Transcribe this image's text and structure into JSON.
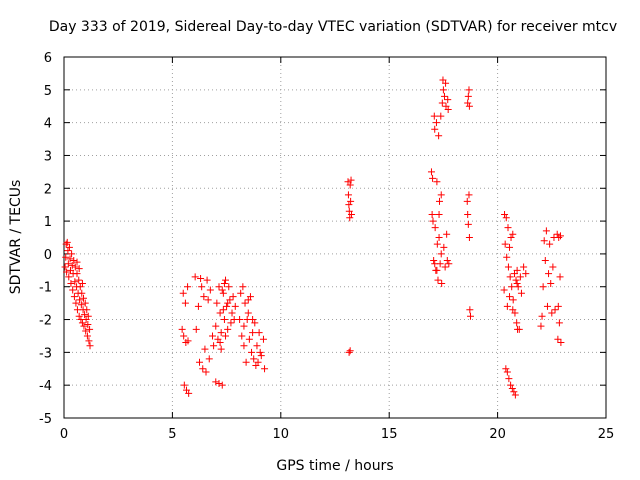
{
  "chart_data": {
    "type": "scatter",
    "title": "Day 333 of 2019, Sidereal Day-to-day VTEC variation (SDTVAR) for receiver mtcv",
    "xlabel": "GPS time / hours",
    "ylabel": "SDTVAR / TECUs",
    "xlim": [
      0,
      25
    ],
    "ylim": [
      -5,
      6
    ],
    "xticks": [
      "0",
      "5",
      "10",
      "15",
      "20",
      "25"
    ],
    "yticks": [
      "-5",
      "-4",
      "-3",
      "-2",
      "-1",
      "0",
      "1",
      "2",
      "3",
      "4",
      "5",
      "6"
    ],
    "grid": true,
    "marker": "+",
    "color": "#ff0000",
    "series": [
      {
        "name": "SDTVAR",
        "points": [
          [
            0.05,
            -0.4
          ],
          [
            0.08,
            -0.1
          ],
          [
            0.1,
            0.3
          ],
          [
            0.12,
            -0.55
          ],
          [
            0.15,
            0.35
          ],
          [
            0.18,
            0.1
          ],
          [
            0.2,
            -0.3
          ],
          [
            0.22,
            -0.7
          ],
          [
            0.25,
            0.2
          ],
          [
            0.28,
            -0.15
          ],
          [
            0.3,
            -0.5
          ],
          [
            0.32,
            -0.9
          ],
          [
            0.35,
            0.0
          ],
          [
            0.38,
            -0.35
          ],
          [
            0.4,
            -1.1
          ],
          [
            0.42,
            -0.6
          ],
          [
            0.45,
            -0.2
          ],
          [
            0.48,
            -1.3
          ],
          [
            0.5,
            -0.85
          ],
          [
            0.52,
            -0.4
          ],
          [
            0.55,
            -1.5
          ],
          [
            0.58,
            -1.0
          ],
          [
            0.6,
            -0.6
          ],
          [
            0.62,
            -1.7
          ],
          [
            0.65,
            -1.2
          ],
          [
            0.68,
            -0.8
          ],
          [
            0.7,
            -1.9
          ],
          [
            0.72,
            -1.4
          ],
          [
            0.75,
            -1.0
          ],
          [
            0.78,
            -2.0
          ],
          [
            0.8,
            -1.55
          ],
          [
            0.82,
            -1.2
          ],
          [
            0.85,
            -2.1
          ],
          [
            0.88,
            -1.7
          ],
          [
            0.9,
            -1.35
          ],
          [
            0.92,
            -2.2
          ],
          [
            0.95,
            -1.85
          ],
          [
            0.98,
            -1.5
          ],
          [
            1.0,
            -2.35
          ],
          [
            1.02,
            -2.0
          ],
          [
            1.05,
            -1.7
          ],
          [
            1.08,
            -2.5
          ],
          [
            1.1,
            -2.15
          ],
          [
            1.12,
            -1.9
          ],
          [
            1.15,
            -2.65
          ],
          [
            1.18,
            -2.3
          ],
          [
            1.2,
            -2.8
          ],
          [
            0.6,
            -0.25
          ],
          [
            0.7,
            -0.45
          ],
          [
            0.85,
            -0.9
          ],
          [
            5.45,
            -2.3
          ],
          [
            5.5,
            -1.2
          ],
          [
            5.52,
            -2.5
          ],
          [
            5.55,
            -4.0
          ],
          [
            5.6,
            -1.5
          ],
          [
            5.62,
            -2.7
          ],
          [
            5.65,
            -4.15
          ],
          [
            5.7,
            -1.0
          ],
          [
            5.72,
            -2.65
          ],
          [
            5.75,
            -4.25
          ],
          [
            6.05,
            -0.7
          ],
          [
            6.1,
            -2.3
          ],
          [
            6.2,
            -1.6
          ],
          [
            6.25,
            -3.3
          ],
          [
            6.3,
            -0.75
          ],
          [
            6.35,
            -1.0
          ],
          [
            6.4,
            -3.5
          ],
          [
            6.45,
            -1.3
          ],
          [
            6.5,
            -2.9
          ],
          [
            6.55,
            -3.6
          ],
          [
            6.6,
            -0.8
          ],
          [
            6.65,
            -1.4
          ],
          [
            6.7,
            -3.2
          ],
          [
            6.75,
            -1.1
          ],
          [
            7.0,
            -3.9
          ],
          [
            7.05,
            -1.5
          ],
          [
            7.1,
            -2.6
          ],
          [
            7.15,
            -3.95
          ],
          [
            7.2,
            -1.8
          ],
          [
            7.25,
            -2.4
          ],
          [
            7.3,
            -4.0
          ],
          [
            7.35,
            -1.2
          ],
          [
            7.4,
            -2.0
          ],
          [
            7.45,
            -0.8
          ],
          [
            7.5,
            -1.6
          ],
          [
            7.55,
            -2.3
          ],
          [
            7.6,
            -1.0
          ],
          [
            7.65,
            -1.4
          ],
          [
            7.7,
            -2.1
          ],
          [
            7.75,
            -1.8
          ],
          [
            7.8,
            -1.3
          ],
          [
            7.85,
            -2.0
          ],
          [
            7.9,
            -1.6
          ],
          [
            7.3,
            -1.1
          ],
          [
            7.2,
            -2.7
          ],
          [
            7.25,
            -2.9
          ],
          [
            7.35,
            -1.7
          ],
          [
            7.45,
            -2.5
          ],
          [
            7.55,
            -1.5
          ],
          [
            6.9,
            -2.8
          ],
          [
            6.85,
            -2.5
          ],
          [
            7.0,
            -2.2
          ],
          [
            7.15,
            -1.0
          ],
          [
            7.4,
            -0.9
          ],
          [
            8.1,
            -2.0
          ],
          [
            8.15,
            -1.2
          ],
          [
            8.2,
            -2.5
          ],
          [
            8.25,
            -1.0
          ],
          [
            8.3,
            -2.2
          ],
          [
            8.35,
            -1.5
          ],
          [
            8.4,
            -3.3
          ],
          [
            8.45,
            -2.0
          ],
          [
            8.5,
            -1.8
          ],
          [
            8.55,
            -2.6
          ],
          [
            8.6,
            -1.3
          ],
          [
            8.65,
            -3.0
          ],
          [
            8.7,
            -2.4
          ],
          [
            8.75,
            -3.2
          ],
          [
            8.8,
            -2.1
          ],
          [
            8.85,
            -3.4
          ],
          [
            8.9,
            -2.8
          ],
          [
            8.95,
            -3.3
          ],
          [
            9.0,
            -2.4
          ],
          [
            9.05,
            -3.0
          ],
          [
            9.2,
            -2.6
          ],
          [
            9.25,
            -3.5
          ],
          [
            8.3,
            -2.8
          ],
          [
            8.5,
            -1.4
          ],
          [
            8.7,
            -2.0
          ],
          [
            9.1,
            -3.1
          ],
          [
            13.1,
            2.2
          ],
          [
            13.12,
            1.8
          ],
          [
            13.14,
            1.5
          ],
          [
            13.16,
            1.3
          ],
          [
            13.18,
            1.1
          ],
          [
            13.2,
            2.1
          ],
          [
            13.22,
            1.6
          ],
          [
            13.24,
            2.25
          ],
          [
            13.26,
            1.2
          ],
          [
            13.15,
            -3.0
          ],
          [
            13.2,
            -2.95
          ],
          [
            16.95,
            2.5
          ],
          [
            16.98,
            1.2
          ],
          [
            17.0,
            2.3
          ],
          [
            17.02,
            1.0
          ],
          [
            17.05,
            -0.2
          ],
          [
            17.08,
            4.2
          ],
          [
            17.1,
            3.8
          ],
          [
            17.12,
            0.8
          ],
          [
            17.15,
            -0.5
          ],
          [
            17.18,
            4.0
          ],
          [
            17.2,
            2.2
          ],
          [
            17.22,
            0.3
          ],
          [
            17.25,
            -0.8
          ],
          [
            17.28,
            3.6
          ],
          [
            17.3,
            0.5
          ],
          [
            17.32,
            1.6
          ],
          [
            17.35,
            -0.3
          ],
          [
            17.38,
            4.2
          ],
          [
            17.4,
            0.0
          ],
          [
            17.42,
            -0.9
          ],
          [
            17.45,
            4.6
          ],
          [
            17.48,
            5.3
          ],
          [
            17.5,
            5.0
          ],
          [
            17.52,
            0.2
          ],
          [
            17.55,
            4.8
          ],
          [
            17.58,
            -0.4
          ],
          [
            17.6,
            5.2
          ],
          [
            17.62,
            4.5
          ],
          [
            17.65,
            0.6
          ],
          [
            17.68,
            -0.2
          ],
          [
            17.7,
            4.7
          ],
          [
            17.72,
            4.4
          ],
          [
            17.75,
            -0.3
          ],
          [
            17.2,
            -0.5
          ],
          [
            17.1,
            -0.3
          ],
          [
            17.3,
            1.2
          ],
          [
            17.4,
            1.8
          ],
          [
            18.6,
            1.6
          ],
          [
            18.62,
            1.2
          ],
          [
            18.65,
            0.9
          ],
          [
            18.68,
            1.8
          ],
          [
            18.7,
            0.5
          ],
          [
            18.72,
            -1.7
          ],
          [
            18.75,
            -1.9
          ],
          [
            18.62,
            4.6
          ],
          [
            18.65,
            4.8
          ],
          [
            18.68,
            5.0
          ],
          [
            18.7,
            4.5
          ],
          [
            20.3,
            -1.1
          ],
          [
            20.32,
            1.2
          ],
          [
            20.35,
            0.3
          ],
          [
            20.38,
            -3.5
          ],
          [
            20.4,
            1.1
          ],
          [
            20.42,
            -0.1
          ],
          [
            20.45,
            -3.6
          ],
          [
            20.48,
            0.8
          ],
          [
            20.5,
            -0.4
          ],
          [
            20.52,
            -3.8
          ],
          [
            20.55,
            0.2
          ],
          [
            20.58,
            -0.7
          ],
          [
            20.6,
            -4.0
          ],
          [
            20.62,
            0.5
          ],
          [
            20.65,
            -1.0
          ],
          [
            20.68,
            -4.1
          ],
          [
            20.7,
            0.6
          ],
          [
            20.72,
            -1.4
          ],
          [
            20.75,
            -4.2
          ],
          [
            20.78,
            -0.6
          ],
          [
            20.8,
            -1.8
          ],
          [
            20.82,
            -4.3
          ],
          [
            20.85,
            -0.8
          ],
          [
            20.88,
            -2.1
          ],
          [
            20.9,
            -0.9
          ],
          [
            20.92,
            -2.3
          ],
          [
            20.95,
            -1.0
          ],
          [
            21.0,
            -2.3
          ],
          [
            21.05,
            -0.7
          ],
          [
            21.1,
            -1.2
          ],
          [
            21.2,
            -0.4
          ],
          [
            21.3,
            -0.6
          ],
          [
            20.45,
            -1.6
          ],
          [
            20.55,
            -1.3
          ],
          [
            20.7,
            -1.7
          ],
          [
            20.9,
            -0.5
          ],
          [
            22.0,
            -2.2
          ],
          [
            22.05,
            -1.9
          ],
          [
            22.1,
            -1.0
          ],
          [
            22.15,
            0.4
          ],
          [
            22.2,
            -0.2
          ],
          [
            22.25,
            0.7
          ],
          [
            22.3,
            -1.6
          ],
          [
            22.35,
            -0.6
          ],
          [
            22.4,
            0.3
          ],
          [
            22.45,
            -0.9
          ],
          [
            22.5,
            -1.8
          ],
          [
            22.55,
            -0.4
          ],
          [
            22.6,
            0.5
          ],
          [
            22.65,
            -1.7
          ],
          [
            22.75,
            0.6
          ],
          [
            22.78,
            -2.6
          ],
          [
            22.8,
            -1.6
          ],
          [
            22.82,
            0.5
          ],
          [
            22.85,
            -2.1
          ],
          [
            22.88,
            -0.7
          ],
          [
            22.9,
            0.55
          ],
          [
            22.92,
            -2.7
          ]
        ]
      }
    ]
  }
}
- - - - -
Working from the listing above, pick out every line that has "SDTVAR" and copy it.

- _THE COMPLETED TASK_
    "title": "Day 333 of 2019, Sidereal Day-to-day VTEC variation (SDTVAR) for receiver mtcv",
    "ylabel": "SDTVAR / TECUs",
        "name": "SDTVAR",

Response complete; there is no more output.